> _EXERCISE_
The entries below should be quoted exactly, with no pictures carried over.
______________________________
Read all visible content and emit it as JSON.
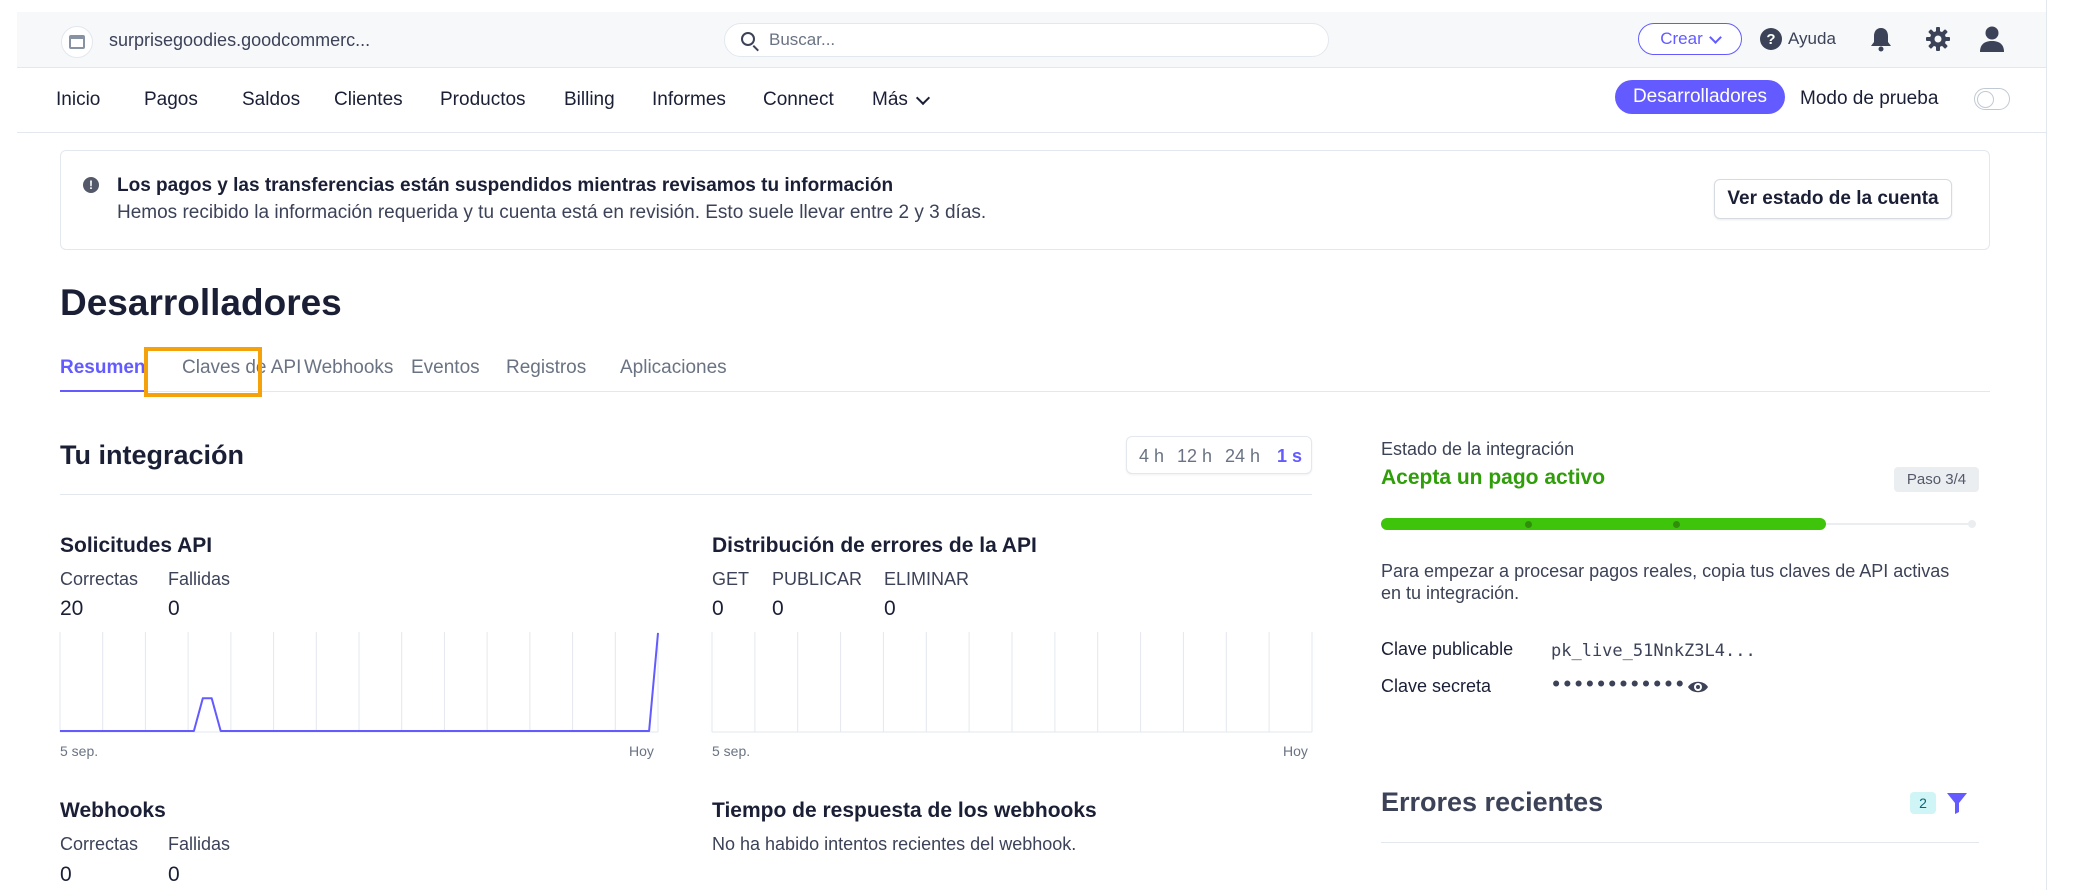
{
  "topbar": {
    "account_name": "surprisegoodies.goodcommerc...",
    "search_placeholder": "Buscar...",
    "create_label": "Crear",
    "help_label": "Ayuda"
  },
  "nav": {
    "items": [
      "Inicio",
      "Pagos",
      "Saldos",
      "Clientes",
      "Productos",
      "Billing",
      "Informes",
      "Connect",
      "Más"
    ],
    "developers_label": "Desarrolladores",
    "test_mode_label": "Modo de prueba"
  },
  "banner": {
    "title": "Los pagos y las transferencias están suspendidos mientras revisamos tu información",
    "subtitle": "Hemos recibido la información requerida y tu cuenta está en revisión. Esto suele llevar entre 2 y 3 días.",
    "button_label": "Ver estado de la cuenta"
  },
  "page": {
    "title": "Desarrolladores",
    "tabs": [
      "Resumen",
      "Claves de API",
      "Webhooks",
      "Eventos",
      "Registros",
      "Aplicaciones"
    ]
  },
  "integration": {
    "title": "Tu integración",
    "ranges": [
      "4 h",
      "12 h",
      "24 h",
      "1 s"
    ],
    "api_requests": {
      "title": "Solicitudes API",
      "labels": [
        "Correctas",
        "Fallidas"
      ],
      "values": [
        "20",
        "0"
      ],
      "x_start": "5 sep.",
      "x_end": "Hoy"
    },
    "api_errors": {
      "title": "Distribución de errores de la API",
      "labels": [
        "GET",
        "PUBLICAR",
        "ELIMINAR"
      ],
      "values": [
        "0",
        "0",
        "0"
      ],
      "x_start": "5 sep.",
      "x_end": "Hoy"
    },
    "webhooks": {
      "title": "Webhooks",
      "labels": [
        "Correctas",
        "Fallidas"
      ],
      "values": [
        "0",
        "0"
      ]
    },
    "webhook_response": {
      "title": "Tiempo de respuesta de los webhooks",
      "message": "No ha habido intentos recientes del webhook."
    }
  },
  "status": {
    "label": "Estado de la integración",
    "value": "Acepta un pago activo",
    "step": "Paso 3/4",
    "progress": 0.75,
    "description": "Para empezar a procesar pagos reales, copia tus claves de API activas en tu integración.",
    "publishable_key_label": "Clave publicable",
    "publishable_key_value": "pk_live_51NnkZ3L4...",
    "secret_key_label": "Clave secreta",
    "secret_key_value": "••••••••••••"
  },
  "recent_errors": {
    "title": "Errores recientes",
    "count": "2"
  },
  "colors": {
    "accent": "#635bff",
    "success": "#2f9e0a",
    "progress_fill": "#3ec40a",
    "highlight": "#f5a20a"
  },
  "chart_data": [
    {
      "type": "line",
      "series": [
        {
          "values": [
            0,
            0,
            0,
            0,
            0,
            0,
            0,
            0,
            0,
            0,
            0,
            0,
            0,
            0,
            0,
            0,
            1,
            1,
            0,
            0,
            0,
            0,
            0,
            0,
            0,
            0,
            0,
            0,
            0,
            0,
            0,
            0,
            0,
            0,
            0,
            0,
            0,
            0,
            0,
            0,
            0,
            0,
            0,
            0,
            0,
            0,
            0,
            0,
            0,
            0,
            0,
            0,
            0,
            0,
            0,
            0,
            0,
            0,
            0,
            0,
            0,
            0,
            0,
            0,
            0,
            0,
            0,
            3
          ]
        }
      ],
      "x_labels": [
        "5 sep.",
        "Hoy"
      ],
      "grid": true
    },
    {
      "type": "line",
      "series": [],
      "x_labels": [
        "5 sep.",
        "Hoy"
      ],
      "grid": true
    }
  ]
}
______________________________
> _ANSWER TO THE PROBLEM_
Read all visible content and emit it as JSON.
{
  "topbar": {
    "account_name": "surprisegoodies.goodcommerc...",
    "search_placeholder": "Buscar...",
    "create_label": "Crear",
    "help_label": "Ayuda"
  },
  "nav": {
    "items": [
      "Inicio",
      "Pagos",
      "Saldos",
      "Clientes",
      "Productos",
      "Billing",
      "Informes",
      "Connect",
      "Más"
    ],
    "developers_label": "Desarrolladores",
    "test_mode_label": "Modo de prueba"
  },
  "banner": {
    "title": "Los pagos y las transferencias están suspendidos mientras revisamos tu información",
    "subtitle": "Hemos recibido la información requerida y tu cuenta está en revisión. Esto suele llevar entre 2 y 3 días.",
    "button_label": "Ver estado de la cuenta"
  },
  "page": {
    "title": "Desarrolladores",
    "tabs": [
      "Resumen",
      "Claves de API",
      "Webhooks",
      "Eventos",
      "Registros",
      "Aplicaciones"
    ]
  },
  "integration": {
    "title": "Tu integración",
    "ranges": [
      "4 h",
      "12 h",
      "24 h",
      "1 s"
    ],
    "api_requests": {
      "title": "Solicitudes API",
      "labels": [
        "Correctas",
        "Fallidas"
      ],
      "values": [
        "20",
        "0"
      ],
      "x_start": "5 sep.",
      "x_end": "Hoy"
    },
    "api_errors": {
      "title": "Distribución de errores de la API",
      "labels": [
        "GET",
        "PUBLICAR",
        "ELIMINAR"
      ],
      "values": [
        "0",
        "0",
        "0"
      ],
      "x_start": "5 sep.",
      "x_end": "Hoy"
    },
    "webhooks": {
      "title": "Webhooks",
      "labels": [
        "Correctas",
        "Fallidas"
      ],
      "values": [
        "0",
        "0"
      ]
    },
    "webhook_response": {
      "title": "Tiempo de respuesta de los webhooks",
      "message": "No ha habido intentos recientes del webhook."
    }
  },
  "status": {
    "label": "Estado de la integración",
    "value": "Acepta un pago activo",
    "step": "Paso 3/4",
    "progress": 0.75,
    "description": "Para empezar a procesar pagos reales, copia tus claves de API activas en tu integración.",
    "publishable_key_label": "Clave publicable",
    "publishable_key_value": "pk_live_51NnkZ3L4...",
    "secret_key_label": "Clave secreta",
    "secret_key_value": "••••••••••••"
  },
  "recent_errors": {
    "title": "Errores recientes",
    "count": "2"
  },
  "colors": {
    "accent": "#635bff",
    "success": "#2f9e0a",
    "progress_fill": "#3ec40a",
    "highlight": "#f5a20a"
  },
  "chart_data": [
    {
      "type": "line",
      "series": [
        {
          "values": [
            0,
            0,
            0,
            0,
            0,
            0,
            0,
            0,
            0,
            0,
            0,
            0,
            0,
            0,
            0,
            0,
            1,
            1,
            0,
            0,
            0,
            0,
            0,
            0,
            0,
            0,
            0,
            0,
            0,
            0,
            0,
            0,
            0,
            0,
            0,
            0,
            0,
            0,
            0,
            0,
            0,
            0,
            0,
            0,
            0,
            0,
            0,
            0,
            0,
            0,
            0,
            0,
            0,
            0,
            0,
            0,
            0,
            0,
            0,
            0,
            0,
            0,
            0,
            0,
            0,
            0,
            0,
            3
          ]
        }
      ],
      "x_labels": [
        "5 sep.",
        "Hoy"
      ],
      "grid": true
    },
    {
      "type": "line",
      "series": [],
      "x_labels": [
        "5 sep.",
        "Hoy"
      ],
      "grid": true
    }
  ]
}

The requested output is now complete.